## Task
Print each line exactly as it is given.

Dataset records

□ □ □ □ □

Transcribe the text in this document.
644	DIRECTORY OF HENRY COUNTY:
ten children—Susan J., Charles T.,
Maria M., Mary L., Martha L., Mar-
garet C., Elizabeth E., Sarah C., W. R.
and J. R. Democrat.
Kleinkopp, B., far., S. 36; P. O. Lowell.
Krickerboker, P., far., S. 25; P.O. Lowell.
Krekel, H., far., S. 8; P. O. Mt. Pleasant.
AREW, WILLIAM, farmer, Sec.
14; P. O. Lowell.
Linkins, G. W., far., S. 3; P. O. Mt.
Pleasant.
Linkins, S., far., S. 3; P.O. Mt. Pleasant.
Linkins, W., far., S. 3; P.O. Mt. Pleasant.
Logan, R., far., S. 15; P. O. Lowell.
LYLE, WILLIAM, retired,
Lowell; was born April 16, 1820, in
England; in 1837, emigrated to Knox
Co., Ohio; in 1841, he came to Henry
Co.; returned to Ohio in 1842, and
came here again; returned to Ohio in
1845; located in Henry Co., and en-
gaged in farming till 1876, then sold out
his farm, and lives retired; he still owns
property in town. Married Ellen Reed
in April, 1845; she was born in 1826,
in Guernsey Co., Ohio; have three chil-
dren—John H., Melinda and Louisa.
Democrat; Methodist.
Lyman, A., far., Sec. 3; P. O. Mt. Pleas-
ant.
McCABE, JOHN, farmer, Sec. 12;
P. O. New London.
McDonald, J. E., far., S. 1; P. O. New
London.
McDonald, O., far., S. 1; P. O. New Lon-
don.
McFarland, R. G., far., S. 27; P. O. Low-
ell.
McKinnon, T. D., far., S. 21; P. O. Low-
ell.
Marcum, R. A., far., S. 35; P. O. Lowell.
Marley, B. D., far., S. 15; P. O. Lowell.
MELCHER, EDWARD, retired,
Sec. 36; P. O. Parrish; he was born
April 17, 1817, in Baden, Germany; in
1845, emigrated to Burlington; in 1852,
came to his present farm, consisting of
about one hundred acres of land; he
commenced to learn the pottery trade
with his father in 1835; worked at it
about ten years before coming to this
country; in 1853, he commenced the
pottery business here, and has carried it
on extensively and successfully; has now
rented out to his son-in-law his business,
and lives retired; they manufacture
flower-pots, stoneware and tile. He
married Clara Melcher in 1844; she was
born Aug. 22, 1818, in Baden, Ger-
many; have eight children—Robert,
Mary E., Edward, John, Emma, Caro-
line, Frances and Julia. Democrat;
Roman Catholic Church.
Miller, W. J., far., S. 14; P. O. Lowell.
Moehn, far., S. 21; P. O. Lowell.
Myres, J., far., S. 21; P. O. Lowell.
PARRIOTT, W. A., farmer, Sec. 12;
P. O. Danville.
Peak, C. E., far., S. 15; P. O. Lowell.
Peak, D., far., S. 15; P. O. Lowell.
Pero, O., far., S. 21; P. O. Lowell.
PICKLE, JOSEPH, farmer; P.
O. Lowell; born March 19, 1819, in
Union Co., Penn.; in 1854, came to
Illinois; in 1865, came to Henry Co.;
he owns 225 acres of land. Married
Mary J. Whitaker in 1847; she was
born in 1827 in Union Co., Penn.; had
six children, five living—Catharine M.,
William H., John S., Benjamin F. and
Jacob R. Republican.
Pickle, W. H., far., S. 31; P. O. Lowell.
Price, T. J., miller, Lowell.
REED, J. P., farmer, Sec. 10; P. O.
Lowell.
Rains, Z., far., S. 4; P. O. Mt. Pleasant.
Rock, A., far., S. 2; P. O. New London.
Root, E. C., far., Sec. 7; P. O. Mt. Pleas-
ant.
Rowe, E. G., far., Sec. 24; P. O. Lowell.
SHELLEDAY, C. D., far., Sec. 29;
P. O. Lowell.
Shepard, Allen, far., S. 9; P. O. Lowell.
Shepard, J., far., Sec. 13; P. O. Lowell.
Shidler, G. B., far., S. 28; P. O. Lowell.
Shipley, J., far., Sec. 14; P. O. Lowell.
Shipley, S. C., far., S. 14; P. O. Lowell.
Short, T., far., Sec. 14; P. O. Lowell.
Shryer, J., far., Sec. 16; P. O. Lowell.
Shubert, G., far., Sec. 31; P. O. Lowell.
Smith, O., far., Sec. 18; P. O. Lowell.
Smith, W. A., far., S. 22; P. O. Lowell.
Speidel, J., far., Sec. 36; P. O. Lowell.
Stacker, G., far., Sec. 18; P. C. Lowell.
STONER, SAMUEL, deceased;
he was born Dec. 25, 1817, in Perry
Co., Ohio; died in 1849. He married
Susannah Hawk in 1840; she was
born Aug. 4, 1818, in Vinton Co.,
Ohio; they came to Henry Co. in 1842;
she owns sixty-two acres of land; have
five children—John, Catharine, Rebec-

□ □ □ □ □

## Solution to the problem
Transcribe the text in this document.
644	DIRECTORY OF HENRY COUNTY:
ten children—Susan J., Charles T.,
Maria M., Mary L., Martha L., Mar-
garet C., Elizabeth E., Sarah C., W. R.
and J. R. Democrat.
Kleinkopp, B., far., S. 36; P. O. Lowell.
Krickerboker, P., far., S. 25; P.O. Lowell.
Krekel, H., far., S. 8; P. O. Mt. Pleasant.
AREW, WILLIAM, farmer, Sec.
14; P. O. Lowell.
Linkins, G. W., far., S. 3; P. O. Mt.
Pleasant.
Linkins, S., far., S. 3; P.O. Mt. Pleasant.
Linkins, W., far., S. 3; P.O. Mt. Pleasant.
Logan, R., far., S. 15; P. O. Lowell.
LYLE, WILLIAM, retired,
Lowell; was born April 16, 1820, in
England; in 1837, emigrated to Knox
Co., Ohio; in 1841, he came to Henry
Co.; returned to Ohio in 1842, and
came here again; returned to Ohio in
1845; located in Henry Co., and en-
gaged in farming till 1876, then sold out
his farm, and lives retired; he still owns
property in town. Married Ellen Reed
in April, 1845; she was born in 1826,
in Guernsey Co., Ohio; have three chil-
dren—John H., Melinda and Louisa.
Democrat; Methodist.
Lyman, A., far., Sec. 3; P. O. Mt. Pleas-
ant.
McCABE, JOHN, farmer, Sec. 12;
P. O. New London.
McDonald, J. E., far., S. 1; P. O. New
London.
McDonald, O., far., S. 1; P. O. New Lon-
don.
McFarland, R. G., far., S. 27; P. O. Low-
ell.
McKinnon, T. D., far., S. 21; P. O. Low-
ell.
Marcum, R. A., far., S. 35; P. O. Lowell.
Marley, B. D., far., S. 15; P. O. Lowell.
MELCHER, EDWARD, retired,
Sec. 36; P. O. Parrish; he was born
April 17, 1817, in Baden, Germany; in
1845, emigrated to Burlington; in 1852,
came to his present farm, consisting of
about one hundred acres of land; he
commenced to learn the pottery trade
with his father in 1835; worked at it
about ten years before coming to this
country; in 1853, he commenced the
pottery business here, and has carried it
on extensively and successfully; has now
rented out to his son-in-law his business,
and lives retired; they manufacture
flower-pots, stoneware and tile. He
married Clara Melcher in 1844; she was
born Aug. 22, 1818, in Baden, Ger-
many; have eight children—Robert,
Mary E., Edward, John, Emma, Caro-
line, Frances and Julia. Democrat;
Roman Catholic Church.
Miller, W. J., far., S. 14; P. O. Lowell.
Moehn, far., S. 21; P. O. Lowell.
Myres, J., far., S. 21; P. O. Lowell.
PARRIOTT, W. A., farmer, Sec. 12;
P. O. Danville.
Peak, C. E., far., S. 15; P. O. Lowell.
Peak, D., far., S. 15; P. O. Lowell.
Pero, O., far., S. 21; P. O. Lowell.
PICKLE, JOSEPH, farmer; P.
O. Lowell; born March 19, 1819, in
Union Co., Penn.; in 1854, came to
Illinois; in 1865, came to Henry Co.;
he owns 225 acres of land. Married
Mary J. Whitaker in 1847; she was
born in 1827 in Union Co., Penn.; had
six children, five living—Catharine M.,
William H., John S., Benjamin F. and
Jacob R. Republican.
Pickle, W. H., far., S. 31; P. O. Lowell.
Price, T. J., miller, Lowell.
REED, J. P., farmer, Sec. 10; P. O.
Lowell.
Rains, Z., far., S. 4; P. O. Mt. Pleasant.
Rock, A., far., S. 2; P. O. New London.
Root, E. C., far., Sec. 7; P. O. Mt. Pleas-
ant.
Rowe, E. G., far., Sec. 24; P. O. Lowell.
SHELLEDAY, C. D., far., Sec. 29;
P. O. Lowell.
Shepard, Allen, far., S. 9; P. O. Lowell.
Shepard, J., far., Sec. 13; P. O. Lowell.
Shidler, G. B., far., S. 28; P. O. Lowell.
Shipley, J., far., Sec. 14; P. O. Lowell.
Shipley, S. C., far., S. 14; P. O. Lowell.
Short, T., far., Sec. 14; P. O. Lowell.
Shryer, J., far., Sec. 16; P. O. Lowell.
Shubert, G., far., Sec. 31; P. O. Lowell.
Smith, O., far., Sec. 18; P. O. Lowell.
Smith, W. A., far., S. 22; P. O. Lowell.
Speidel, J., far., Sec. 36; P. O. Lowell.
Stacker, G., far., Sec. 18; P. C. Lowell.
STONER, SAMUEL, deceased;
he was born Dec. 25, 1817, in Perry
Co., Ohio; died in 1849. He married
Susannah Hawk in 1840; she was
born Aug. 4, 1818, in Vinton Co.,
Ohio; they came to Henry Co. in 1842;
she owns sixty-two acres of land; have
five children—John, Catharine, Rebec-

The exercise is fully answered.